### [Do this]
Give the data again, word for word.

Collected data entries:
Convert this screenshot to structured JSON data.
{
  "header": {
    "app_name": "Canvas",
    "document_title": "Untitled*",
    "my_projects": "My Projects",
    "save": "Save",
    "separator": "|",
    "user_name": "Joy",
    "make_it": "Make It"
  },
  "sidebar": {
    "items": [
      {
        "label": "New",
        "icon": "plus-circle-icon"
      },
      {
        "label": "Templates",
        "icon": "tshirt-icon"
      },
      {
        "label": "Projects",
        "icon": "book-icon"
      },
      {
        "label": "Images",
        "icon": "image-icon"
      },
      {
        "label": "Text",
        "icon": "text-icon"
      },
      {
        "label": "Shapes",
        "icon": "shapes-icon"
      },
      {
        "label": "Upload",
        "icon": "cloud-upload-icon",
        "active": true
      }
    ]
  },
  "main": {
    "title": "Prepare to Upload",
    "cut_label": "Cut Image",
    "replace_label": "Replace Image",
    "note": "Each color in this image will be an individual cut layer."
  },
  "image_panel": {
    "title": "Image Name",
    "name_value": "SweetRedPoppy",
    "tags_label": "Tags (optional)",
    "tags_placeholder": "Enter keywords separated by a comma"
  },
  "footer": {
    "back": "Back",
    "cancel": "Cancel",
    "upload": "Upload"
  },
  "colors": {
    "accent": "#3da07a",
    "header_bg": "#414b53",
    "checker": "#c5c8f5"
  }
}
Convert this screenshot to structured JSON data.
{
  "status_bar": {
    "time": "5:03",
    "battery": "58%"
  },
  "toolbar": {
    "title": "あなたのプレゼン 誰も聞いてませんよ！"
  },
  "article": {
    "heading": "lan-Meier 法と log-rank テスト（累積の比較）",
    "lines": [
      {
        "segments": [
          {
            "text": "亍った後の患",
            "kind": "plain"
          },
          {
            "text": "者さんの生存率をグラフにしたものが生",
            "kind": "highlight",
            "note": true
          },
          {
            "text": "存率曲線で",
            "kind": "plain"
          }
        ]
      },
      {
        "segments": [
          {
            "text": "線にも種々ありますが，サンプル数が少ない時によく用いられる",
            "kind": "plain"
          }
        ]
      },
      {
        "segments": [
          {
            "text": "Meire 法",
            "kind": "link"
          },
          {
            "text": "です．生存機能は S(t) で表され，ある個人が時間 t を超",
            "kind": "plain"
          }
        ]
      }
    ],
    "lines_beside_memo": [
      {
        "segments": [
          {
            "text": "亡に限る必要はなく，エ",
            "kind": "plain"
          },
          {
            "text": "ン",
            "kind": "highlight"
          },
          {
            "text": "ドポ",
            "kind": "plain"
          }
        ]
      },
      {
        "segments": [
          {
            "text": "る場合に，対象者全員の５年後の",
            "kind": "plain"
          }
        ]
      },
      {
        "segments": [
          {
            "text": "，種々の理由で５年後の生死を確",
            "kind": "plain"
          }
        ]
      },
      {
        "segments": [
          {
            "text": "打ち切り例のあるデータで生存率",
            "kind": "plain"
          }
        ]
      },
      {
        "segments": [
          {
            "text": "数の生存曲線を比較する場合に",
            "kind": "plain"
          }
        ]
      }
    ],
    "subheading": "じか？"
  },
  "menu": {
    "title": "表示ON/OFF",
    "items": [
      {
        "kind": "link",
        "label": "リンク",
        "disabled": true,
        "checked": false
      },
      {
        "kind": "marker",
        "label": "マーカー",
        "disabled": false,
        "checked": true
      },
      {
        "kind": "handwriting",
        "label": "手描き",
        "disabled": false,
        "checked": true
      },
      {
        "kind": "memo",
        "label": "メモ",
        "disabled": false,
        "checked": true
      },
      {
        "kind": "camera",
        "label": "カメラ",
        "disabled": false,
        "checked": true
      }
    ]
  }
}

### [Expected answer]
Convert this screenshot to structured JSON data.
{
  "header": {
    "app_name": "Canvas",
    "document_title": "Untitled*",
    "my_projects": "My Projects",
    "save": "Save",
    "separator": "|",
    "user_name": "Joy",
    "make_it": "Make It"
  },
  "sidebar": {
    "items": [
      {
        "label": "New",
        "icon": "plus-circle-icon"
      },
      {
        "label": "Templates",
        "icon": "tshirt-icon"
      },
      {
        "label": "Projects",
        "icon": "book-icon"
      },
      {
        "label": "Images",
        "icon": "image-icon"
      },
      {
        "label": "Text",
        "icon": "text-icon"
      },
      {
        "label": "Shapes",
        "icon": "shapes-icon"
      },
      {
        "label": "Upload",
        "icon": "cloud-upload-icon",
        "active": true
      }
    ]
  },
  "main": {
    "title": "Prepare to Upload",
    "cut_label": "Cut Image",
    "replace_label": "Replace Image",
    "note": "Each color in this image will be an individual cut layer."
  },
  "image_panel": {
    "title": "Image Name",
    "name_value": "SweetRedPoppy",
    "tags_label": "Tags (optional)",
    "tags_placeholder": "Enter keywords separated by a comma"
  },
  "footer": {
    "back": "Back",
    "cancel": "Cancel",
    "upload": "Upload"
  },
  "colors": {
    "accent": "#3da07a",
    "header_bg": "#414b53",
    "checker": "#c5c8f5"
  }
}
Convert this screenshot to structured JSON data.
{
  "status_bar": {
    "time": "5:03",
    "battery": "58%"
  },
  "toolbar": {
    "title": "あなたのプレゼン 誰も聞いてませんよ！"
  },
  "article": {
    "heading": "lan-Meier 法と log-rank テスト（累積の比較）",
    "lines": [
      {
        "segments": [
          {
            "text": "亍った後の患",
            "kind": "plain"
          },
          {
            "text": "者さんの生存率をグラフにしたものが生",
            "kind": "highlight",
            "note": true
          },
          {
            "text": "存率曲線で",
            "kind": "plain"
          }
        ]
      },
      {
        "segments": [
          {
            "text": "線にも種々ありますが，サンプル数が少ない時によく用いられる",
            "kind": "plain"
          }
        ]
      },
      {
        "segments": [
          {
            "text": "Meire 法",
            "kind": "link"
          },
          {
            "text": "です．生存機能は S(t) で表され，ある個人が時間 t を超",
            "kind": "plain"
          }
        ]
      }
    ],
    "lines_beside_memo": [
      {
        "segments": [
          {
            "text": "亡に限る必要はなく，エ",
            "kind": "plain"
          },
          {
            "text": "ン",
            "kind": "highlight"
          },
          {
            "text": "ドポ",
            "kind": "plain"
          }
        ]
      },
      {
        "segments": [
          {
            "text": "る場合に，対象者全員の５年後の",
            "kind": "plain"
          }
        ]
      },
      {
        "segments": [
          {
            "text": "，種々の理由で５年後の生死を確",
            "kind": "plain"
          }
        ]
      },
      {
        "segments": [
          {
            "text": "打ち切り例のあるデータで生存率",
            "kind": "plain"
          }
        ]
      },
      {
        "segments": [
          {
            "text": "数の生存曲線を比較する場合に",
            "kind": "plain"
          }
        ]
      }
    ],
    "subheading": "じか？"
  },
  "menu": {
    "title": "表示ON/OFF",
    "items": [
      {
        "kind": "link",
        "label": "リンク",
        "disabled": true,
        "checked": false
      },
      {
        "kind": "marker",
        "label": "マーカー",
        "disabled": false,
        "checked": true
      },
      {
        "kind": "handwriting",
        "label": "手描き",
        "disabled": false,
        "checked": true
      },
      {
        "kind": "memo",
        "label": "メモ",
        "disabled": false,
        "checked": true
      },
      {
        "kind": "camera",
        "label": "カメラ",
        "disabled": false,
        "checked": true
      }
    ]
  }
}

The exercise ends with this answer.